Directive
Omit images. Retype all entries verbatim.

Excerpted data

++++++

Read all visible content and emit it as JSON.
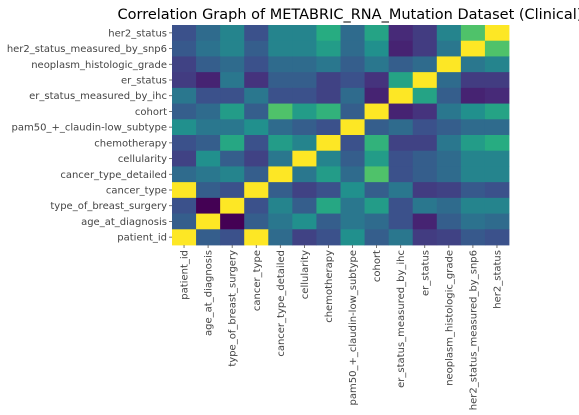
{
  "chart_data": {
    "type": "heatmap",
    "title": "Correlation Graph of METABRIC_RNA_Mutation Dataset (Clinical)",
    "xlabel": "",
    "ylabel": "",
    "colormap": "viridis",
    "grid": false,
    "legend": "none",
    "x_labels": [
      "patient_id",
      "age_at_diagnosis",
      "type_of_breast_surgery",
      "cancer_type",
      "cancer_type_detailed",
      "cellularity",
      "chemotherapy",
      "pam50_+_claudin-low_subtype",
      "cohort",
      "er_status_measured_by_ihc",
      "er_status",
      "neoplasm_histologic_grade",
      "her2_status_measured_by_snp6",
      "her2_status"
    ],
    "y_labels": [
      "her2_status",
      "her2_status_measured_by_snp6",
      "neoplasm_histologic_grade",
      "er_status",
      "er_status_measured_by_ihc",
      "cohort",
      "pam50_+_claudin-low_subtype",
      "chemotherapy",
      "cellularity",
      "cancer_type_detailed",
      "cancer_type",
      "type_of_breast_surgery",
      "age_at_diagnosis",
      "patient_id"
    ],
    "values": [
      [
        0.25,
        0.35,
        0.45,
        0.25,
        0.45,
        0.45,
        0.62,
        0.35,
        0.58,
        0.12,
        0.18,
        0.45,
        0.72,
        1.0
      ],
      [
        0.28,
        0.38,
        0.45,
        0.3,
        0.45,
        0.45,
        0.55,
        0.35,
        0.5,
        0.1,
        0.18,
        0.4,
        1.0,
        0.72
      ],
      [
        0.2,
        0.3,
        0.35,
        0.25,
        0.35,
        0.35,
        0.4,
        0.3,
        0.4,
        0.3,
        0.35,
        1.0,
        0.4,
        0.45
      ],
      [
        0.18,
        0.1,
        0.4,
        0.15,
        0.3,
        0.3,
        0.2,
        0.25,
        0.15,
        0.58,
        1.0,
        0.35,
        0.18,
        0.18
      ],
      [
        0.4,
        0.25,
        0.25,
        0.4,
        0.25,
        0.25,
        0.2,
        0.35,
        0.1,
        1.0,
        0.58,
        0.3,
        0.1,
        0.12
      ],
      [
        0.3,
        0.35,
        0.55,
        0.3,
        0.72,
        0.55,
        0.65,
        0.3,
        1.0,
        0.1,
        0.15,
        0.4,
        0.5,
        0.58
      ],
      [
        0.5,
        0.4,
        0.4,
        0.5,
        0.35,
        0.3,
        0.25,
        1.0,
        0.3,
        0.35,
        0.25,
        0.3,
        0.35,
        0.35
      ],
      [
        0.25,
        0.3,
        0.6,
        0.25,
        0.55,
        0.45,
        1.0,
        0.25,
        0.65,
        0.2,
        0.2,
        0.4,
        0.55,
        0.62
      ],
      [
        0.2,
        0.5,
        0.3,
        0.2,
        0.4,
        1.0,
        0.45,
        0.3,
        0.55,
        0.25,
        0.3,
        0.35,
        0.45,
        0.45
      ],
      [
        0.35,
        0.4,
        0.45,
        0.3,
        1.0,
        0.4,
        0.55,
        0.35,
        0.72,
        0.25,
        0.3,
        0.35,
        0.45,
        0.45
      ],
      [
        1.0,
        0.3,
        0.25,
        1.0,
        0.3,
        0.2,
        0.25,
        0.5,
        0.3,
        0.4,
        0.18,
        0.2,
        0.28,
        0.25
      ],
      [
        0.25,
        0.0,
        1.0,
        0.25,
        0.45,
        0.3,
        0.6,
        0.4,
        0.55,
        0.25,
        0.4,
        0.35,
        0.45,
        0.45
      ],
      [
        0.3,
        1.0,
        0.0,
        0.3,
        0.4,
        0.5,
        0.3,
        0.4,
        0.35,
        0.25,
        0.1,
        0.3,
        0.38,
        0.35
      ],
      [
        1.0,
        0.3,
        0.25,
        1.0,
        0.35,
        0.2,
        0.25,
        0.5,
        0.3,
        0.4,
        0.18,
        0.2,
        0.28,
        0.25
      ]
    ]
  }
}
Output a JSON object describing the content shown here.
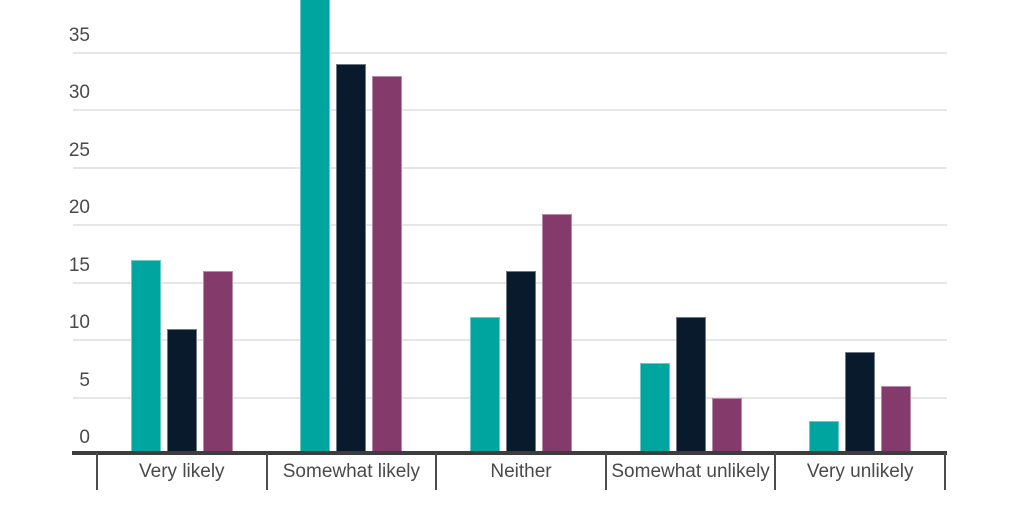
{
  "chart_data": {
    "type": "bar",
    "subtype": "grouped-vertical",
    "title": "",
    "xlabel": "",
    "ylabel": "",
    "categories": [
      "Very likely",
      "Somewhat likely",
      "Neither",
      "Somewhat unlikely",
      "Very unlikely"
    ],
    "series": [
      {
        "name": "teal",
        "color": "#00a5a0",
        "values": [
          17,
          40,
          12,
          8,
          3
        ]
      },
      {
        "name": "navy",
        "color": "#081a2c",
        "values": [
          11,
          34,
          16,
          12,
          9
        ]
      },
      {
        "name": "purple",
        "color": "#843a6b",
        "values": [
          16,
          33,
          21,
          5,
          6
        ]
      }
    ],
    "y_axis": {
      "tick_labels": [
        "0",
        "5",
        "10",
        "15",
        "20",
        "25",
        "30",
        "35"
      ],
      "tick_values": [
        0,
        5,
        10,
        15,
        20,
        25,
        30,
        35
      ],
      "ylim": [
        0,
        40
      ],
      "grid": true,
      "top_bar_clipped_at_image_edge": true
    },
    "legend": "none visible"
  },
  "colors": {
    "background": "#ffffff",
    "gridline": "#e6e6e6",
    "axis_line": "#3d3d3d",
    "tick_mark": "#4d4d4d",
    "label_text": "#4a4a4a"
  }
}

++++++

Correct answer
Read all visible content and emit it as JSON.
{
  "chart_data": {
    "type": "heatmap",
    "title": "Correlation Graph of METABRIC_RNA_Mutation Dataset (Clinical)",
    "xlabel": "",
    "ylabel": "",
    "colormap": "viridis",
    "grid": false,
    "legend": "none",
    "x_labels": [
      "patient_id",
      "age_at_diagnosis",
      "type_of_breast_surgery",
      "cancer_type",
      "cancer_type_detailed",
      "cellularity",
      "chemotherapy",
      "pam50_+_claudin-low_subtype",
      "cohort",
      "er_status_measured_by_ihc",
      "er_status",
      "neoplasm_histologic_grade",
      "her2_status_measured_by_snp6",
      "her2_status"
    ],
    "y_labels": [
      "her2_status",
      "her2_status_measured_by_snp6",
      "neoplasm_histologic_grade",
      "er_status",
      "er_status_measured_by_ihc",
      "cohort",
      "pam50_+_claudin-low_subtype",
      "chemotherapy",
      "cellularity",
      "cancer_type_detailed",
      "cancer_type",
      "type_of_breast_surgery",
      "age_at_diagnosis",
      "patient_id"
    ],
    "values": [
      [
        0.25,
        0.35,
        0.45,
        0.25,
        0.45,
        0.45,
        0.62,
        0.35,
        0.58,
        0.12,
        0.18,
        0.45,
        0.72,
        1.0
      ],
      [
        0.28,
        0.38,
        0.45,
        0.3,
        0.45,
        0.45,
        0.55,
        0.35,
        0.5,
        0.1,
        0.18,
        0.4,
        1.0,
        0.72
      ],
      [
        0.2,
        0.3,
        0.35,
        0.25,
        0.35,
        0.35,
        0.4,
        0.3,
        0.4,
        0.3,
        0.35,
        1.0,
        0.4,
        0.45
      ],
      [
        0.18,
        0.1,
        0.4,
        0.15,
        0.3,
        0.3,
        0.2,
        0.25,
        0.15,
        0.58,
        1.0,
        0.35,
        0.18,
        0.18
      ],
      [
        0.4,
        0.25,
        0.25,
        0.4,
        0.25,
        0.25,
        0.2,
        0.35,
        0.1,
        1.0,
        0.58,
        0.3,
        0.1,
        0.12
      ],
      [
        0.3,
        0.35,
        0.55,
        0.3,
        0.72,
        0.55,
        0.65,
        0.3,
        1.0,
        0.1,
        0.15,
        0.4,
        0.5,
        0.58
      ],
      [
        0.5,
        0.4,
        0.4,
        0.5,
        0.35,
        0.3,
        0.25,
        1.0,
        0.3,
        0.35,
        0.25,
        0.3,
        0.35,
        0.35
      ],
      [
        0.25,
        0.3,
        0.6,
        0.25,
        0.55,
        0.45,
        1.0,
        0.25,
        0.65,
        0.2,
        0.2,
        0.4,
        0.55,
        0.62
      ],
      [
        0.2,
        0.5,
        0.3,
        0.2,
        0.4,
        1.0,
        0.45,
        0.3,
        0.55,
        0.25,
        0.3,
        0.35,
        0.45,
        0.45
      ],
      [
        0.35,
        0.4,
        0.45,
        0.3,
        1.0,
        0.4,
        0.55,
        0.35,
        0.72,
        0.25,
        0.3,
        0.35,
        0.45,
        0.45
      ],
      [
        1.0,
        0.3,
        0.25,
        1.0,
        0.3,
        0.2,
        0.25,
        0.5,
        0.3,
        0.4,
        0.18,
        0.2,
        0.28,
        0.25
      ],
      [
        0.25,
        0.0,
        1.0,
        0.25,
        0.45,
        0.3,
        0.6,
        0.4,
        0.55,
        0.25,
        0.4,
        0.35,
        0.45,
        0.45
      ],
      [
        0.3,
        1.0,
        0.0,
        0.3,
        0.4,
        0.5,
        0.3,
        0.4,
        0.35,
        0.25,
        0.1,
        0.3,
        0.38,
        0.35
      ],
      [
        1.0,
        0.3,
        0.25,
        1.0,
        0.35,
        0.2,
        0.25,
        0.5,
        0.3,
        0.4,
        0.18,
        0.2,
        0.28,
        0.25
      ]
    ]
  }
}
Output a JSON object describing the content shown here.
{
  "chart_data": {
    "type": "bar",
    "subtype": "grouped-vertical",
    "title": "",
    "xlabel": "",
    "ylabel": "",
    "categories": [
      "Very likely",
      "Somewhat likely",
      "Neither",
      "Somewhat unlikely",
      "Very unlikely"
    ],
    "series": [
      {
        "name": "teal",
        "color": "#00a5a0",
        "values": [
          17,
          40,
          12,
          8,
          3
        ]
      },
      {
        "name": "navy",
        "color": "#081a2c",
        "values": [
          11,
          34,
          16,
          12,
          9
        ]
      },
      {
        "name": "purple",
        "color": "#843a6b",
        "values": [
          16,
          33,
          21,
          5,
          6
        ]
      }
    ],
    "y_axis": {
      "tick_labels": [
        "0",
        "5",
        "10",
        "15",
        "20",
        "25",
        "30",
        "35"
      ],
      "tick_values": [
        0,
        5,
        10,
        15,
        20,
        25,
        30,
        35
      ],
      "ylim": [
        0,
        40
      ],
      "grid": true,
      "top_bar_clipped_at_image_edge": true
    },
    "legend": "none visible"
  },
  "colors": {
    "background": "#ffffff",
    "gridline": "#e6e6e6",
    "axis_line": "#3d3d3d",
    "tick_mark": "#4d4d4d",
    "label_text": "#4a4a4a"
  }
}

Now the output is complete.